State the count of lines below in which the word "ветра" appears, and add nothing.

──────

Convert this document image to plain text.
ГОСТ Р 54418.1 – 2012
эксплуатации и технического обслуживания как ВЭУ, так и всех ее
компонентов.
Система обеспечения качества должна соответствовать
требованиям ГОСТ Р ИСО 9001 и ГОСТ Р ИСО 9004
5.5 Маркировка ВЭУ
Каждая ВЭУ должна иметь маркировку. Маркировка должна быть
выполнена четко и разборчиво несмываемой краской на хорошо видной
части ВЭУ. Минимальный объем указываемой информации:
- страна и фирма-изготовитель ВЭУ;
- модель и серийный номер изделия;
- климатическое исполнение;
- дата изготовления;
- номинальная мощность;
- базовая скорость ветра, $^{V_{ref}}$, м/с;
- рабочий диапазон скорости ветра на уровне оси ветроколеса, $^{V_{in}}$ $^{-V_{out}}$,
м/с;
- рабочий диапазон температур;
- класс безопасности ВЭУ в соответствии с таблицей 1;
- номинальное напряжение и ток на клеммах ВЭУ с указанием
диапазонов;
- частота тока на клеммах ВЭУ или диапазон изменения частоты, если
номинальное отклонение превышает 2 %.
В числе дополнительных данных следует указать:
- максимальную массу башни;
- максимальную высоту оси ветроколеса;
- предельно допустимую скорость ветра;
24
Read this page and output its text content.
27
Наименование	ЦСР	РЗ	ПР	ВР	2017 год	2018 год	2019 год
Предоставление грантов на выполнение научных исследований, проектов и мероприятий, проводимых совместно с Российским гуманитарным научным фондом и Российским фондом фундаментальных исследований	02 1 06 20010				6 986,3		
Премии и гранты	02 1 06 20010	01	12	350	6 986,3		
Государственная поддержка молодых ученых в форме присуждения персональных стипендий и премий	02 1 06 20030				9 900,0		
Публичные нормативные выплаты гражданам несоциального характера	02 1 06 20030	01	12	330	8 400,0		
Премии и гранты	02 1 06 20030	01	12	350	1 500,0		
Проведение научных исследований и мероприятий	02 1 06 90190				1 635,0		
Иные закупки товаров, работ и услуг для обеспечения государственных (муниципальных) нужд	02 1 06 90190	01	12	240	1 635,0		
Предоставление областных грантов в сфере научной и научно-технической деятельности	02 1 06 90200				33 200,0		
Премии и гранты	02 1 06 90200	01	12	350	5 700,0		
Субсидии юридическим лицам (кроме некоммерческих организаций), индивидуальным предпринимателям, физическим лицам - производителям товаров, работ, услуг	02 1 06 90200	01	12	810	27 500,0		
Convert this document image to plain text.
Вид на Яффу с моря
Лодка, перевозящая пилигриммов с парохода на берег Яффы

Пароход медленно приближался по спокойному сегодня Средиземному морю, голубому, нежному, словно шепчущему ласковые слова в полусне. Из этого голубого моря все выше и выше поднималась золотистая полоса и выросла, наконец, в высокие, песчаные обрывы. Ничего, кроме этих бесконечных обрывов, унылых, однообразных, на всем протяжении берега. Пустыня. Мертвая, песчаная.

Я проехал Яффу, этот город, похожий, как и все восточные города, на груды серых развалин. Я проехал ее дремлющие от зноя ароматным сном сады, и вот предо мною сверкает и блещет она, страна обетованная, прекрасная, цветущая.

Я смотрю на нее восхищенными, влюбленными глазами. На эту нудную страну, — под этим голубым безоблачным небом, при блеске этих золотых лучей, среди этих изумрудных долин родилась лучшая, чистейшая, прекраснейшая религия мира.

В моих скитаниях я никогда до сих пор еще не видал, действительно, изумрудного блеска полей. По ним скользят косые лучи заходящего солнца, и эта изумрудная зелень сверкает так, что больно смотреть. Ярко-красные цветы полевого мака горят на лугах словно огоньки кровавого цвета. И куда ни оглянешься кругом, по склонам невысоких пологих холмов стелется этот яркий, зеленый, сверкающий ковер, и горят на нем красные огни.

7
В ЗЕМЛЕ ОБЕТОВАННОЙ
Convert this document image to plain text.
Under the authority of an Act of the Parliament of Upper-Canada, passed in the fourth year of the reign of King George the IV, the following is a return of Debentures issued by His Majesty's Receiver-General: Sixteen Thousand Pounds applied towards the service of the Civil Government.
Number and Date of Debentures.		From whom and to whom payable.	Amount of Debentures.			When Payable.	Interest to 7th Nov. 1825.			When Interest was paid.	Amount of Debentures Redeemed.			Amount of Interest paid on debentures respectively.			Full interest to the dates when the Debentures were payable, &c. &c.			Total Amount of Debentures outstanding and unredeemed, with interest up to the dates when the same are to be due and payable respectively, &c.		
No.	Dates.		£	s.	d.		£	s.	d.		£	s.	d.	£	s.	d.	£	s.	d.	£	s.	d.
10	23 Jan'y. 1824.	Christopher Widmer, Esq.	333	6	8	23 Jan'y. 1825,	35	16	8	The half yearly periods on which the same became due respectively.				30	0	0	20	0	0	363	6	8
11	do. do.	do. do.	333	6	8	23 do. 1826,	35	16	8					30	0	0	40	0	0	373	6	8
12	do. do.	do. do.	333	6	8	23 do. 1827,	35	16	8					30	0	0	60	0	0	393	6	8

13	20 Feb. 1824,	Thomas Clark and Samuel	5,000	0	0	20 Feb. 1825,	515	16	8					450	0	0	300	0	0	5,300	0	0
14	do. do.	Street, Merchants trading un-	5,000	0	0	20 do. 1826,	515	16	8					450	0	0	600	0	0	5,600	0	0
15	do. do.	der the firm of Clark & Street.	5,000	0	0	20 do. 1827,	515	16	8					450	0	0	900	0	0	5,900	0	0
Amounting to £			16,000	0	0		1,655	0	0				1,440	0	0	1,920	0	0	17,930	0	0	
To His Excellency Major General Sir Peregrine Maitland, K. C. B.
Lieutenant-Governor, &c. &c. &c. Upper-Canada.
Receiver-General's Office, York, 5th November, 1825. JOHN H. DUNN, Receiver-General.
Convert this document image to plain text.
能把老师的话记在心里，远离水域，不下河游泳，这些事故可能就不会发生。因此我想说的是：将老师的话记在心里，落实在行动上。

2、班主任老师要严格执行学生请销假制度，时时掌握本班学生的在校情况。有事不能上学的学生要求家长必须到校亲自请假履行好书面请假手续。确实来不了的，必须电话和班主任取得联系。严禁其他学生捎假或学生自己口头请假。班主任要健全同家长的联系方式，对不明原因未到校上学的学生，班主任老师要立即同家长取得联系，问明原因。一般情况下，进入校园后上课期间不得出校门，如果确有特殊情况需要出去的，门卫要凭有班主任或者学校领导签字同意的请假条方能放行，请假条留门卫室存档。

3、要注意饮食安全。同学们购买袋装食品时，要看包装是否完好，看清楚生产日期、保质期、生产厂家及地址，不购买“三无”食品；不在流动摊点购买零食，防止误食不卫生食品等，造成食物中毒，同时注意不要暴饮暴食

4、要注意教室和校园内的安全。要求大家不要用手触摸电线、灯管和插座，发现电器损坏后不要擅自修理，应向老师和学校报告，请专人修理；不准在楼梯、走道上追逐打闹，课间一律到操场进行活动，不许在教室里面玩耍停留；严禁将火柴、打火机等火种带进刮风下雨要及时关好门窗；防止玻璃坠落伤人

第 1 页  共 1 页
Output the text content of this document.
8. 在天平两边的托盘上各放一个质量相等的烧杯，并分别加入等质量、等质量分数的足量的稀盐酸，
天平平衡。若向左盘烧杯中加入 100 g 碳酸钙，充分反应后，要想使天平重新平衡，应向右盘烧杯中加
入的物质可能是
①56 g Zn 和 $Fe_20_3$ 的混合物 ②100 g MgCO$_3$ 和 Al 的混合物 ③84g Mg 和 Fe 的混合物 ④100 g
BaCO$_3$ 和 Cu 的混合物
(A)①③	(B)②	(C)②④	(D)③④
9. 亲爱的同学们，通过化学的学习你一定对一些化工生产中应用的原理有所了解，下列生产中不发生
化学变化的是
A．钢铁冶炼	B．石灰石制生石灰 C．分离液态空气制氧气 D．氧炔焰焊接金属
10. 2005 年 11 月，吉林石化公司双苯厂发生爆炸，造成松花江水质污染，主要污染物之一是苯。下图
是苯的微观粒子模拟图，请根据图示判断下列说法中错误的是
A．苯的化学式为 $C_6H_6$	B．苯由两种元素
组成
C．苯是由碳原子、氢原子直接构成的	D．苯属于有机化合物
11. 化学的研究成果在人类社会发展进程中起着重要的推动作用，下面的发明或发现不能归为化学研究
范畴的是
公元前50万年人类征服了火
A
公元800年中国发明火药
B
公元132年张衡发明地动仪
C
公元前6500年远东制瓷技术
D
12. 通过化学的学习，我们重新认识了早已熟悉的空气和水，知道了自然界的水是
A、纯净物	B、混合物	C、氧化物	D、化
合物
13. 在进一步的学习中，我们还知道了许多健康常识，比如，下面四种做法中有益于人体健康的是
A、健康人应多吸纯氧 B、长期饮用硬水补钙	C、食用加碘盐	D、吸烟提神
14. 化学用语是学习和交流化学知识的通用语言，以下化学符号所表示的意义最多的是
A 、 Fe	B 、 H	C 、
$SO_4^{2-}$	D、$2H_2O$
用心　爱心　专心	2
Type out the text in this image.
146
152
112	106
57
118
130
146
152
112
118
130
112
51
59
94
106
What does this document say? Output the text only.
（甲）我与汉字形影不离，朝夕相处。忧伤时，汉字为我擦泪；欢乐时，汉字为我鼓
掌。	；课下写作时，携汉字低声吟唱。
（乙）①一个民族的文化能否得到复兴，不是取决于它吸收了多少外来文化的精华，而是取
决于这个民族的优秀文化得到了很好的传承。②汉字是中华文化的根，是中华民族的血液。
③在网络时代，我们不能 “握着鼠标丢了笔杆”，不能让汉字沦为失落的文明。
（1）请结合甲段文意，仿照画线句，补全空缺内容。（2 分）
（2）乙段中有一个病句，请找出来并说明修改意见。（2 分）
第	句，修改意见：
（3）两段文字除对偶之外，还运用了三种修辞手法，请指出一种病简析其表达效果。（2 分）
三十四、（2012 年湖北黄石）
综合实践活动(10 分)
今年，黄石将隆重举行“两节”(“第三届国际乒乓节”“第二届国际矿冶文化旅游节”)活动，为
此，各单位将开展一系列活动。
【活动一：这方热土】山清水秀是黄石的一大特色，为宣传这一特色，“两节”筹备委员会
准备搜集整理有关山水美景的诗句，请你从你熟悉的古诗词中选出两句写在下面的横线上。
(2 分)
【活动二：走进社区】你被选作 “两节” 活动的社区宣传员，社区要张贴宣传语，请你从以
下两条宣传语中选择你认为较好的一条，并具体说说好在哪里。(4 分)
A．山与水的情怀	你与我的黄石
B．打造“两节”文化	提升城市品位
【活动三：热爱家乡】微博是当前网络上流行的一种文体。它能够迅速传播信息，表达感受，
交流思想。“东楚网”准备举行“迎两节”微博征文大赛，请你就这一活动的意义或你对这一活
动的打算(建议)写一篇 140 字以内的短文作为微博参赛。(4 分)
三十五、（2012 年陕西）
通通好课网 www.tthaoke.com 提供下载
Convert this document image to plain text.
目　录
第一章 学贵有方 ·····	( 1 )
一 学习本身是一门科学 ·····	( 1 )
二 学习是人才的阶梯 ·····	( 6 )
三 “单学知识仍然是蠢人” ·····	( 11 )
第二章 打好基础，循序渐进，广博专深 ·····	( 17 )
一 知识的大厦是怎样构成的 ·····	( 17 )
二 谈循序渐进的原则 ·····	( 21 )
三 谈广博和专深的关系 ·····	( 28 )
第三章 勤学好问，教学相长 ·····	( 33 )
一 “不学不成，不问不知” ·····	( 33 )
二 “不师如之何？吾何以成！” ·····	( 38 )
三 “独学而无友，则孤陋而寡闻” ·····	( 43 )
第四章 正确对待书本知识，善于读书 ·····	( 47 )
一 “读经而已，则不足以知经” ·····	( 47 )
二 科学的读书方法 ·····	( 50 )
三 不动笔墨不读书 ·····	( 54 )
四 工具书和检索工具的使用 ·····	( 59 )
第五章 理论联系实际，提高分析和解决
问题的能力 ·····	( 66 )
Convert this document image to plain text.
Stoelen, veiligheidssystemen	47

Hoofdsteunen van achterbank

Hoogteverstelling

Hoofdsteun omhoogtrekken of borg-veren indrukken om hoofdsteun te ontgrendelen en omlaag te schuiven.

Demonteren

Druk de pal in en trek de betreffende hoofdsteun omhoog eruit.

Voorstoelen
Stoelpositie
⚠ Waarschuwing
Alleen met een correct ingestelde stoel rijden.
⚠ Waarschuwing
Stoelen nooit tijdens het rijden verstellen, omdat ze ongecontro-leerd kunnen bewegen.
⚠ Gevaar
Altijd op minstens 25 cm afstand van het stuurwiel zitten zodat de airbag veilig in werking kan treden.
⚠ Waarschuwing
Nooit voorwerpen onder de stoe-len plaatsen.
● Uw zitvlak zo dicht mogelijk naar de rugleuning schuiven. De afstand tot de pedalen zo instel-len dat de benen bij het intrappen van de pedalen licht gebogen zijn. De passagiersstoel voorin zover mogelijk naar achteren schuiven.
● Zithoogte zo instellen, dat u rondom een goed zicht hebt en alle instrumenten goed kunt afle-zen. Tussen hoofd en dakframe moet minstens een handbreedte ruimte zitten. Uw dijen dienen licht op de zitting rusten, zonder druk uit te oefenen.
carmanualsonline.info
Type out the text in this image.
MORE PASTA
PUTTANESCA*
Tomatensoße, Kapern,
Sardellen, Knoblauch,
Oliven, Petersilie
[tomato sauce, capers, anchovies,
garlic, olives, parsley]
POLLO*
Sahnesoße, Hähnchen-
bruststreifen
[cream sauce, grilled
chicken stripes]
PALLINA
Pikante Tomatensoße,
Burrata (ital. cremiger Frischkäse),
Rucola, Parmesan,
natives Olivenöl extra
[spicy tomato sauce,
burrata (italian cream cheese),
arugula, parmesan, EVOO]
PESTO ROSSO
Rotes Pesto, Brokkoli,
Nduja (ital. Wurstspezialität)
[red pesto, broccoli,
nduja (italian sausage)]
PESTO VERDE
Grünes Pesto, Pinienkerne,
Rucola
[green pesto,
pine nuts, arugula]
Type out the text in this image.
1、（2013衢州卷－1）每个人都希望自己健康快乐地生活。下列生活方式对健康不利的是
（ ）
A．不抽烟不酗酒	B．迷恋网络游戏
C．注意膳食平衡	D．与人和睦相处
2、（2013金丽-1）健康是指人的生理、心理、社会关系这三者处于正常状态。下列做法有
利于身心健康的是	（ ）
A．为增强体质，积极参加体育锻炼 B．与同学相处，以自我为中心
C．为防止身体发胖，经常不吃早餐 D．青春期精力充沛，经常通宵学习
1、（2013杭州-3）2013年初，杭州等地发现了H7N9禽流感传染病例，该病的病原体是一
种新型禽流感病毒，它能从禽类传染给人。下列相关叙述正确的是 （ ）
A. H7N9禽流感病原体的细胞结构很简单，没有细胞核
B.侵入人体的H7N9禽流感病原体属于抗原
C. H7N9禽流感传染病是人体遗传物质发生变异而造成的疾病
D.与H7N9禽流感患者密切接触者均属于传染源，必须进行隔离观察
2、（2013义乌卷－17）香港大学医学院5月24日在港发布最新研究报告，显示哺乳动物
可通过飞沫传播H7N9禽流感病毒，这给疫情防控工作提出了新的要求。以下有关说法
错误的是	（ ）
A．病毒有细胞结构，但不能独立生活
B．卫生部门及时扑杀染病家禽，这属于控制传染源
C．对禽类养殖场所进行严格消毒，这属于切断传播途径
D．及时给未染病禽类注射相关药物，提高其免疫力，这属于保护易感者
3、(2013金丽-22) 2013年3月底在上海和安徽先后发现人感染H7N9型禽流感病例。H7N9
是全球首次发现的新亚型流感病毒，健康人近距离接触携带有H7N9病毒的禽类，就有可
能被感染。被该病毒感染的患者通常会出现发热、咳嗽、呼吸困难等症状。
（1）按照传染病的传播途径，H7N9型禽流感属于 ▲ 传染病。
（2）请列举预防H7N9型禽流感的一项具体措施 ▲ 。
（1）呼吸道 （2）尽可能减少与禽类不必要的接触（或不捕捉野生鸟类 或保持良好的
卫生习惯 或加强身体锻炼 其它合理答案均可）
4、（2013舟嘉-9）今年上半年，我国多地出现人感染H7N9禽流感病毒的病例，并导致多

──────

### EXERCISE OUTPUT
3